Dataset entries
-*-

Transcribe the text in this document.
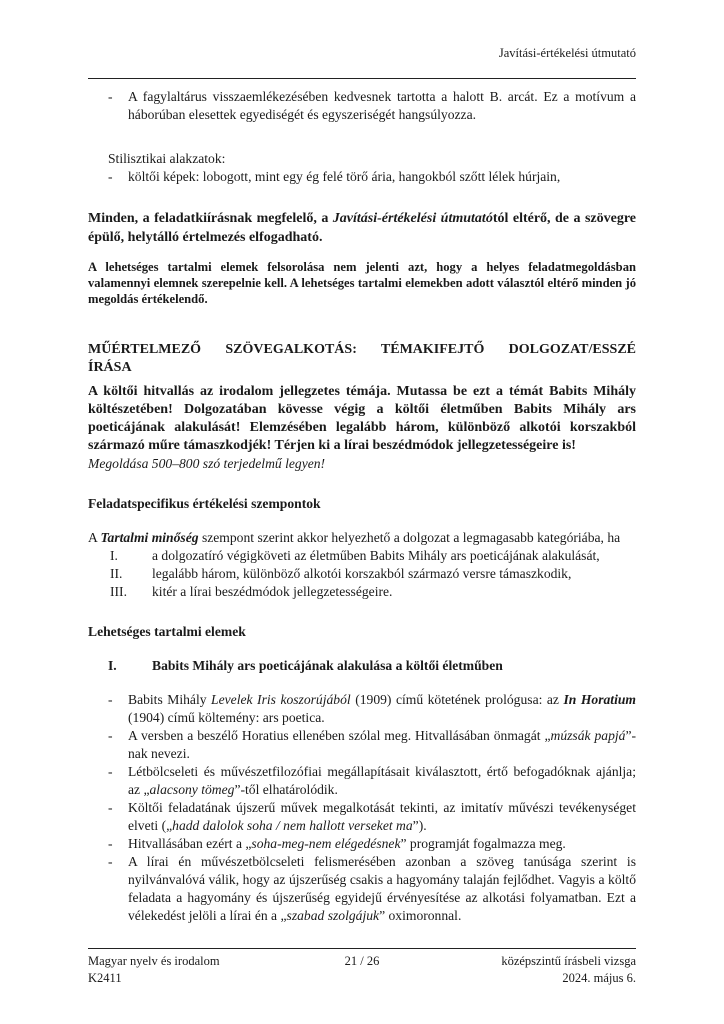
Javítási-értékelési útmutató
- A fagylaltárus visszaemlékezésében kedvesnek tartotta a halott B. arcát. Ez a motívum a háborúban elesettek egyediségét és egyszeriségét hangsúlyozza.
Stilisztikai alakzatok:
- költői képek: lobogott, mint egy ég felé törő ária, hangokból szőtt lélek húrjain,
Minden, a feladatkiírásnak megfelelő, a Javítási-értékelési útmutatótól eltérő, de a szövegre épülő, helytálló értelmezés elfogadható.
A lehetséges tartalmi elemek felsorolása nem jelenti azt, hogy a helyes feladatmegoldásban valamennyi elemnek szerepelnie kell. A lehetséges tartalmi elemekben adott választól eltérő minden jó megoldás értékelendő.
MŰÉRTELMEZŐ SZÖVEGALKOTÁS: TÉMAKIFEJTŐ DOLGOZAT/ESSZÉ ÍRÁSA
A költői hitvallás az irodalom jellegzetes témája. Mutassa be ezt a témát Babits Mihály költészetében! Dolgozatában kövesse végig a költői életműben Babits Mihály ars poeticájának alakulását! Elemzésében legalább három, különböző alkotói korszakból származó műre támaszkodjék! Térjen ki a lírai beszédmódok jellegzetességeire is!
Megoldása 500–800 szó terjedelmű legyen!
Feladatspecifikus értékelési szempontok
A Tartalmi minőség szempont szerint akkor helyezhető a dolgozat a legmagasabb kategóriába, ha
I.	a dolgozatíró végigköveti az életműben Babits Mihály ars poeticájának alakulását,
II. legalább három, különböző alkotói korszakból származó versre támaszkodik,
III. kitér a lírai beszédmódok jellegzetességeire.
Lehetséges tartalmi elemek
I.	Babits Mihály ars poeticájának alakulása a költői életműben
- Babits Mihály Levelek Iris koszorújából (1909) című kötetének prológusa: az In Horatium (1904) című költemény: ars poetica.
- A versben a beszélő Horatius ellenében szólal meg. Hitvallásában önmagát „múzsák papjá”-nak nevezi.
- Létbölcseleti és művészetfilozófiai megállapításait kiválasztott, értő befogadóknak ajánlja; az „alacsony tömeg”-től elhatárolódik.
- Költői feladatának újszerű művek megalkotását tekinti, az imitatív művészi tevékenységet elveti („hadd dalolok soha / nem hallott verseket ma”).
- Hitvallásában ezért a „soha-meg-nem elégedésnek” programját fogalmazza meg.
- A lírai én művészetbölcseleti felismerésében azonban a szöveg tanúsága szerint is nyilvánvalóvá válik, hogy az újszerűség csakis a hagyomány talaján fejlődhet. Vagyis a költő feladata a hagyomány és újszerűség egyidejű érvényesítése az alkotási folyamatban. Ezt a vélekedést jelöli a lírai én a „szabad szolgájuk” oximoronnal.
Magyar nyelv és irodalom
K2411
21 / 26	középszintű írásbeli vizsga
2024. május 6.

-*-

** TASK DETAILS **
Restate the entire listing word for word, excluding pictures.

** SOLUTION FOR THIS PROBLEM **
Transcribe the text in this document.
Javítási-értékelési útmutató
- A fagylaltárus visszaemlékezésében kedvesnek tartotta a halott B. arcát. Ez a motívum a háborúban elesettek egyediségét és egyszeriségét hangsúlyozza.
Stilisztikai alakzatok:
- költői képek: lobogott, mint egy ég felé törő ária, hangokból szőtt lélek húrjain,
Minden, a feladatkiírásnak megfelelő, a Javítási-értékelési útmutatótól eltérő, de a szövegre épülő, helytálló értelmezés elfogadható.
A lehetséges tartalmi elemek felsorolása nem jelenti azt, hogy a helyes feladatmegoldásban valamennyi elemnek szerepelnie kell. A lehetséges tartalmi elemekben adott választól eltérő minden jó megoldás értékelendő.
MŰÉRTELMEZŐ SZÖVEGALKOTÁS: TÉMAKIFEJTŐ DOLGOZAT/ESSZÉ ÍRÁSA
A költői hitvallás az irodalom jellegzetes témája. Mutassa be ezt a témát Babits Mihály költészetében! Dolgozatában kövesse végig a költői életműben Babits Mihály ars poeticájának alakulását! Elemzésében legalább három, különböző alkotói korszakból származó műre támaszkodjék! Térjen ki a lírai beszédmódok jellegzetességeire is!
Megoldása 500–800 szó terjedelmű legyen!
Feladatspecifikus értékelési szempontok
A Tartalmi minőség szempont szerint akkor helyezhető a dolgozat a legmagasabb kategóriába, ha
I.	a dolgozatíró végigköveti az életműben Babits Mihály ars poeticájának alakulását,
II. legalább három, különböző alkotói korszakból származó versre támaszkodik,
III. kitér a lírai beszédmódok jellegzetességeire.
Lehetséges tartalmi elemek
I.	Babits Mihály ars poeticájának alakulása a költői életműben
- Babits Mihály Levelek Iris koszorújából (1909) című kötetének prológusa: az In Horatium (1904) című költemény: ars poetica.
- A versben a beszélő Horatius ellenében szólal meg. Hitvallásában önmagát „múzsák papjá”-nak nevezi.
- Létbölcseleti és művészetfilozófiai megállapításait kiválasztott, értő befogadóknak ajánlja; az „alacsony tömeg”-től elhatárolódik.
- Költői feladatának újszerű művek megalkotását tekinti, az imitatív művészi tevékenységet elveti („hadd dalolok soha / nem hallott verseket ma”).
- Hitvallásában ezért a „soha-meg-nem elégedésnek” programját fogalmazza meg.
- A lírai én művészetbölcseleti felismerésében azonban a szöveg tanúsága szerint is nyilvánvalóvá válik, hogy az újszerűség csakis a hagyomány talaján fejlődhet. Vagyis a költő feladata a hagyomány és újszerűség egyidejű érvényesítése az alkotási folyamatban. Ezt a vélekedést jelöli a lírai én a „szabad szolgájuk” oximoronnal.
Magyar nyelv és irodalom
K2411
21 / 26	középszintű írásbeli vizsga
2024. május 6.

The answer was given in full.